(Some records)
• • •
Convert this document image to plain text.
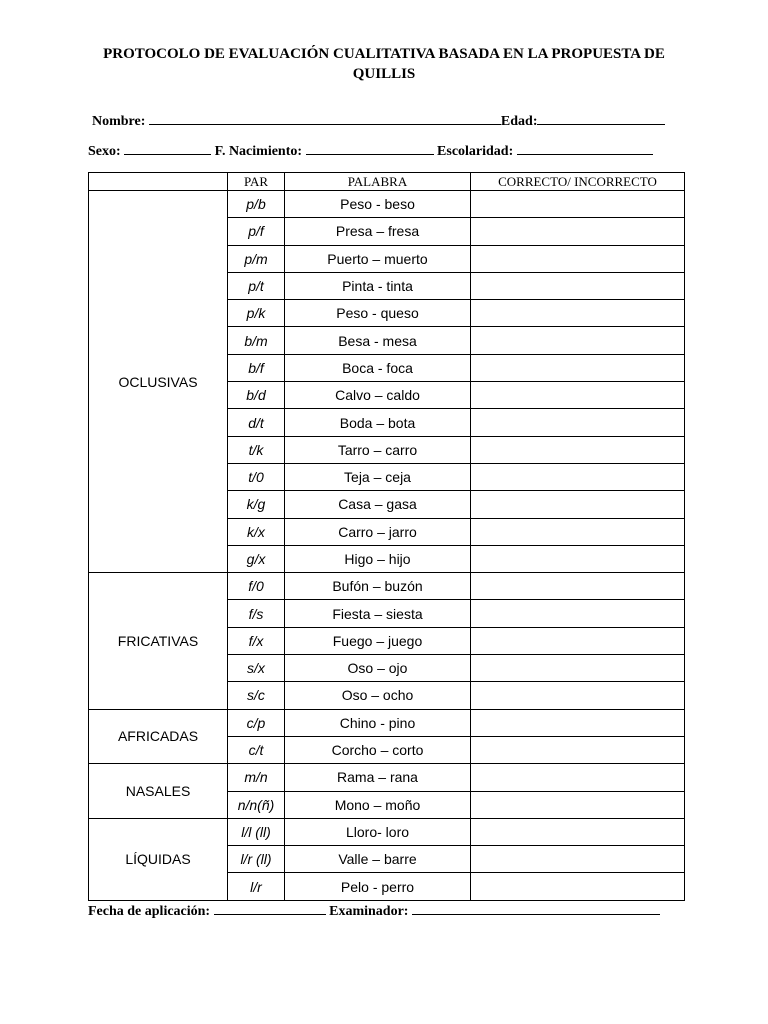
PROTOCOLO DE EVALUACIÓN CUALITATIVA BASADA EN LA PROPUESTA DE
QUILLIS
Nombre:	Edad:
Sexo:	F. Nacimiento:	Escolaridad:
	PAR	PALABRA	CORRECTO/ INCORRECTO
OCLUSIVAS	p/b	Peso - beso	
	p/f	Presa – fresa	
	p/m	Puerto – muerto	
	p/t	Pinta - tinta	
	p/k	Peso - queso	
	b/m	Besa - mesa	
	b/f	Boca - foca	
	b/d	Calvo – caldo	
	d/t	Boda – bota	
	t/k	Tarro – carro	
	t/0	Teja – ceja	
	k/g	Casa – gasa	
	k/x	Carro – jarro	
	g/x	Higo – hijo	
FRICATIVAS	f/0	Bufón – buzón	
	f/s	Fiesta – siesta	
	f/x	Fuego – juego	
	s/x	Oso – ojo	
	s/c	Oso – ocho	
AFRICADAS	c/p	Chino - pino	
	c/t	Corcho – corto	
NASALES	m/n	Rama – rana	
	n/n(ñ)	Mono – moño	
LÍQUIDAS	l/l (ll)	Lloro- loro	
	l/r (ll)	Valle – barre	
	l/r	Pelo - perro	
Fecha de aplicación:	Examinador:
• • •
INSTRUCTION » Transcribe all entries above exactly. Drop the pictures.

WRITTEN REPLY »
Convert this document image to plain text.
PROTOCOLO DE EVALUACIÓN CUALITATIVA BASADA EN LA PROPUESTA DE
QUILLIS
Nombre:	Edad:
Sexo:	F. Nacimiento:	Escolaridad:
	PAR	PALABRA	CORRECTO/ INCORRECTO
OCLUSIVAS	p/b	Peso - beso	
	p/f	Presa – fresa	
	p/m	Puerto – muerto	
	p/t	Pinta - tinta	
	p/k	Peso - queso	
	b/m	Besa - mesa	
	b/f	Boca - foca	
	b/d	Calvo – caldo	
	d/t	Boda – bota	
	t/k	Tarro – carro	
	t/0	Teja – ceja	
	k/g	Casa – gasa	
	k/x	Carro – jarro	
	g/x	Higo – hijo	
FRICATIVAS	f/0	Bufón – buzón	
	f/s	Fiesta – siesta	
	f/x	Fuego – juego	
	s/x	Oso – ojo	
	s/c	Oso – ocho	
AFRICADAS	c/p	Chino - pino	
	c/t	Corcho – corto	
NASALES	m/n	Rama – rana	
	n/n(ñ)	Mono – moño	
LÍQUIDAS	l/l (ll)	Lloro- loro	
	l/r (ll)	Valle – barre	
	l/r	Pelo - perro	
Fecha de aplicación:	Examinador:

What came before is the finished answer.